● Record extracts:
━━━━

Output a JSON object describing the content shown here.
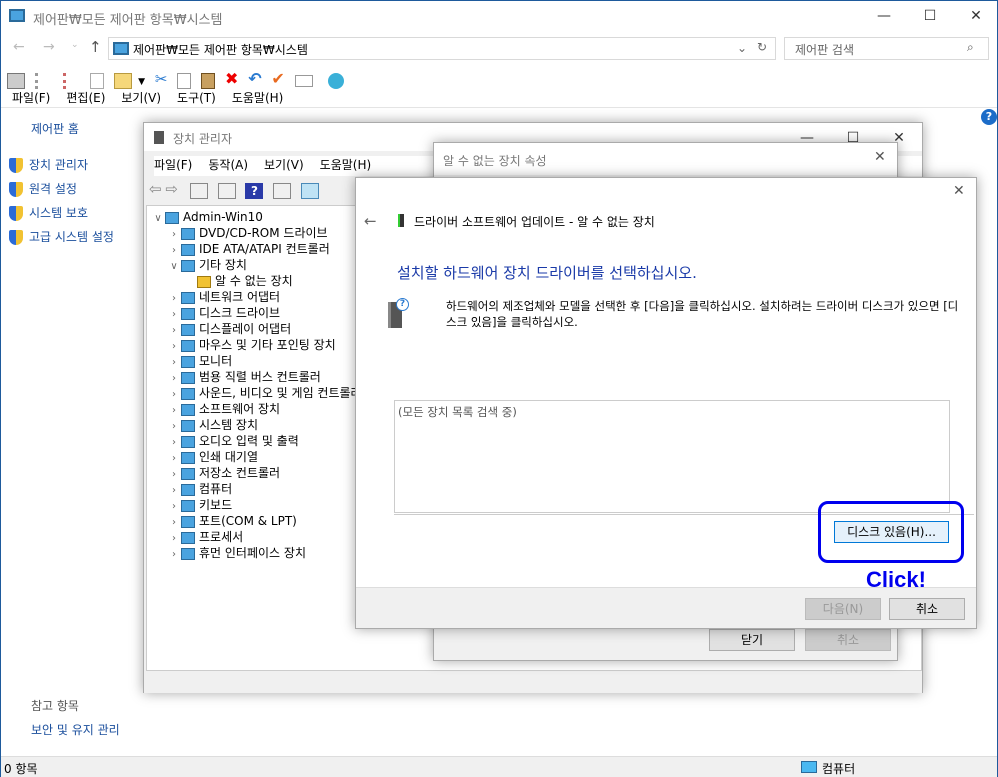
{
  "main": {
    "title": "제어판₩모든 제어판 항목₩시스템",
    "address": "제어판₩모든 제어판 항목₩시스템",
    "search_placeholder": "제어판 검색",
    "menu": [
      "파일(F)",
      "편집(E)",
      "보기(V)",
      "도구(T)",
      "도움말(H)"
    ],
    "home_link": "제어판 홈",
    "side_links": [
      "장치 관리자",
      "원격 설정",
      "시스템 보호",
      "고급 시스템 설정"
    ],
    "see_also": "참고 항목",
    "see_also_links": [
      "보안 및 유지 관리"
    ],
    "status_left": "0 항목",
    "status_right": "컴퓨터"
  },
  "devmgr": {
    "title": "장치 관리자",
    "menu": [
      "파일(F)",
      "동작(A)",
      "보기(V)",
      "도움말(H)"
    ],
    "tree": [
      {
        "label": "Admin-Win10",
        "level": 0,
        "state": "open"
      },
      {
        "label": "DVD/CD-ROM 드라이브",
        "level": 1,
        "state": "closed"
      },
      {
        "label": "IDE ATA/ATAPI 컨트롤러",
        "level": 1,
        "state": "closed"
      },
      {
        "label": "기타 장치",
        "level": 1,
        "state": "open"
      },
      {
        "label": "알 수 없는 장치",
        "level": 2,
        "state": "leaf"
      },
      {
        "label": "네트워크 어댑터",
        "level": 1,
        "state": "closed"
      },
      {
        "label": "디스크 드라이브",
        "level": 1,
        "state": "closed"
      },
      {
        "label": "디스플레이 어댑터",
        "level": 1,
        "state": "closed"
      },
      {
        "label": "마우스 및 기타 포인팅 장치",
        "level": 1,
        "state": "closed"
      },
      {
        "label": "모니터",
        "level": 1,
        "state": "closed"
      },
      {
        "label": "범용 직렬 버스 컨트롤러",
        "level": 1,
        "state": "closed"
      },
      {
        "label": "사운드, 비디오 및 게임 컨트롤러",
        "level": 1,
        "state": "closed"
      },
      {
        "label": "소프트웨어 장치",
        "level": 1,
        "state": "closed"
      },
      {
        "label": "시스템 장치",
        "level": 1,
        "state": "closed"
      },
      {
        "label": "오디오 입력 및 출력",
        "level": 1,
        "state": "closed"
      },
      {
        "label": "인쇄 대기열",
        "level": 1,
        "state": "closed"
      },
      {
        "label": "저장소 컨트롤러",
        "level": 1,
        "state": "closed"
      },
      {
        "label": "컴퓨터",
        "level": 1,
        "state": "closed"
      },
      {
        "label": "키보드",
        "level": 1,
        "state": "closed"
      },
      {
        "label": "포트(COM & LPT)",
        "level": 1,
        "state": "closed"
      },
      {
        "label": "프로세서",
        "level": 1,
        "state": "closed"
      },
      {
        "label": "휴먼 인터페이스 장치",
        "level": 1,
        "state": "closed"
      }
    ]
  },
  "props": {
    "title": "알 수 없는 장치 속성",
    "close_label": "닫기",
    "cancel_label": "취소"
  },
  "wizard": {
    "header": "드라이버 소프트웨어 업데이트 - 알 수 없는 장치",
    "heading": "설치할 하드웨어 장치 드라이버를 선택하십시오.",
    "description": "하드웨어의 제조업체와 모델을 선택한 후 [다음]을 클릭하십시오. 설치하려는 드라이버 디스크가 있으면 [디스크 있음]을 클릭하십시오.",
    "list_status": "(모든 장치 목록 검색 중)",
    "have_disk_label": "디스크 있음(H)...",
    "next_label": "다음(N)",
    "cancel_label": "취소"
  },
  "annotation": {
    "text": "Click!",
    "color": "#0000ee"
  }
}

━━━━

● Set task: Set down the material exactly, every line of it, except for the pictures.

● Written solution:
Output a JSON object describing the content shown here.
{
  "main": {
    "title": "제어판₩모든 제어판 항목₩시스템",
    "address": "제어판₩모든 제어판 항목₩시스템",
    "search_placeholder": "제어판 검색",
    "menu": [
      "파일(F)",
      "편집(E)",
      "보기(V)",
      "도구(T)",
      "도움말(H)"
    ],
    "home_link": "제어판 홈",
    "side_links": [
      "장치 관리자",
      "원격 설정",
      "시스템 보호",
      "고급 시스템 설정"
    ],
    "see_also": "참고 항목",
    "see_also_links": [
      "보안 및 유지 관리"
    ],
    "status_left": "0 항목",
    "status_right": "컴퓨터"
  },
  "devmgr": {
    "title": "장치 관리자",
    "menu": [
      "파일(F)",
      "동작(A)",
      "보기(V)",
      "도움말(H)"
    ],
    "tree": [
      {
        "label": "Admin-Win10",
        "level": 0,
        "state": "open"
      },
      {
        "label": "DVD/CD-ROM 드라이브",
        "level": 1,
        "state": "closed"
      },
      {
        "label": "IDE ATA/ATAPI 컨트롤러",
        "level": 1,
        "state": "closed"
      },
      {
        "label": "기타 장치",
        "level": 1,
        "state": "open"
      },
      {
        "label": "알 수 없는 장치",
        "level": 2,
        "state": "leaf"
      },
      {
        "label": "네트워크 어댑터",
        "level": 1,
        "state": "closed"
      },
      {
        "label": "디스크 드라이브",
        "level": 1,
        "state": "closed"
      },
      {
        "label": "디스플레이 어댑터",
        "level": 1,
        "state": "closed"
      },
      {
        "label": "마우스 및 기타 포인팅 장치",
        "level": 1,
        "state": "closed"
      },
      {
        "label": "모니터",
        "level": 1,
        "state": "closed"
      },
      {
        "label": "범용 직렬 버스 컨트롤러",
        "level": 1,
        "state": "closed"
      },
      {
        "label": "사운드, 비디오 및 게임 컨트롤러",
        "level": 1,
        "state": "closed"
      },
      {
        "label": "소프트웨어 장치",
        "level": 1,
        "state": "closed"
      },
      {
        "label": "시스템 장치",
        "level": 1,
        "state": "closed"
      },
      {
        "label": "오디오 입력 및 출력",
        "level": 1,
        "state": "closed"
      },
      {
        "label": "인쇄 대기열",
        "level": 1,
        "state": "closed"
      },
      {
        "label": "저장소 컨트롤러",
        "level": 1,
        "state": "closed"
      },
      {
        "label": "컴퓨터",
        "level": 1,
        "state": "closed"
      },
      {
        "label": "키보드",
        "level": 1,
        "state": "closed"
      },
      {
        "label": "포트(COM & LPT)",
        "level": 1,
        "state": "closed"
      },
      {
        "label": "프로세서",
        "level": 1,
        "state": "closed"
      },
      {
        "label": "휴먼 인터페이스 장치",
        "level": 1,
        "state": "closed"
      }
    ]
  },
  "props": {
    "title": "알 수 없는 장치 속성",
    "close_label": "닫기",
    "cancel_label": "취소"
  },
  "wizard": {
    "header": "드라이버 소프트웨어 업데이트 - 알 수 없는 장치",
    "heading": "설치할 하드웨어 장치 드라이버를 선택하십시오.",
    "description": "하드웨어의 제조업체와 모델을 선택한 후 [다음]을 클릭하십시오. 설치하려는 드라이버 디스크가 있으면 [디스크 있음]을 클릭하십시오.",
    "list_status": "(모든 장치 목록 검색 중)",
    "have_disk_label": "디스크 있음(H)...",
    "next_label": "다음(N)",
    "cancel_label": "취소"
  },
  "annotation": {
    "text": "Click!",
    "color": "#0000ee"
  }
}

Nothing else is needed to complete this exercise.